Element location data:
=-=-=

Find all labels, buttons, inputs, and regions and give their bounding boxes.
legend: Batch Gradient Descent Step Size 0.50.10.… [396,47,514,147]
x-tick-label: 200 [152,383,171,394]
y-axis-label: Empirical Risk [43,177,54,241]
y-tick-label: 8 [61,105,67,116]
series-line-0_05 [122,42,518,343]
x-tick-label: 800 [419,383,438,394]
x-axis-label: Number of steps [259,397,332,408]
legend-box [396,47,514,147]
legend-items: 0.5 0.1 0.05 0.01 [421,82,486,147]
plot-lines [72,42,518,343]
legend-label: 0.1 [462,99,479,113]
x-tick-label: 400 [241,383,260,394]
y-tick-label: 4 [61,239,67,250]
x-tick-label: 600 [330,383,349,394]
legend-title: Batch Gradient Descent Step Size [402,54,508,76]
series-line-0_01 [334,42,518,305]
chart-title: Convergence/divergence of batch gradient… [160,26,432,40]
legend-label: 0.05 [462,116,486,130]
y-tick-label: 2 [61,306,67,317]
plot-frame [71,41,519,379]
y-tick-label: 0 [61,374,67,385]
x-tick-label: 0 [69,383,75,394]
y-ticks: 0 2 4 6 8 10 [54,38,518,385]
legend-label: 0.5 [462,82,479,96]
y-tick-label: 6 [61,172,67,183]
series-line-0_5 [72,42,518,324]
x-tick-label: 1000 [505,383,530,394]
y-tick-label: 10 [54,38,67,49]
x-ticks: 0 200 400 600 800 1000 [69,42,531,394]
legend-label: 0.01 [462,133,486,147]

=-=-=

▶ _Problem description_
Arrange every line of the entries above as a Markdown table with the columns "Row" and "Entry line", numbering the rows in order and leaving out any blank lines.

▶ _Response for this exercise_
| Row | Entry line |
|---|---|
| 1 | Find all labels, buttons, inputs, and regions and give their bounding boxes. |
| 2 | legend: Batch Gradient Descent Step Size 0.50.10.… [396,47,514,147] |
| 3 | x-tick-label: 200 [152,383,171,394] |
| 4 | y-axis-label: Empirical Risk [43,177,54,241] |
| 5 | y-tick-label: 8 [61,105,67,116] |
| 6 | series-line-0_05 [122,42,518,343] |
| 7 | x-tick-label: 800 [419,383,438,394] |
| 8 | x-axis-label: Number of steps [259,397,332,408] |
| 9 | legend-box [396,47,514,147] |
| 10 | legend-items: 0.5 0.1 0.05 0.01 [421,82,486,147] |
| 11 | plot-lines [72,42,518,343] |
| 12 | legend-label: 0.1 [462,99,479,113] |
| 13 | x-tick-label: 400 [241,383,260,394] |
| 14 | y-tick-label: 4 [61,239,67,250] |
| 15 | x-tick-label: 600 [330,383,349,394] |
| 16 | legend-title: Batch Gradient Descent Step Size [402,54,508,76] |
| 17 | series-line-0_01 [334,42,518,305] |
| 18 | chart-title: Convergence/divergence of batch gradient… [160,26,432,40] |
| 19 | legend-label: 0.05 [462,116,486,130] |
| 20 | y-tick-label: 2 [61,306,67,317] |
| 21 | plot-frame [71,41,519,379] |
| 22 | y-tick-label: 0 [61,374,67,385] |
| 23 | x-tick-label: 0 [69,383,75,394] |
| 24 | y-ticks: 0 2 4 6 8 10 [54,38,518,385] |
| 25 | legend-label: 0.5 [462,82,479,96] |
| 26 | y-tick-label: 6 [61,172,67,183] |
| 27 | series-line-0_5 [72,42,518,324] |
| 28 | x-tick-label: 1000 [505,383,530,394] |
| 29 | y-tick-label: 10 [54,38,67,49] |
| 30 | x-ticks: 0 200 400 600 800 1000 [69,42,531,394] |
| 31 | legend-label: 0.01 [462,133,486,147] |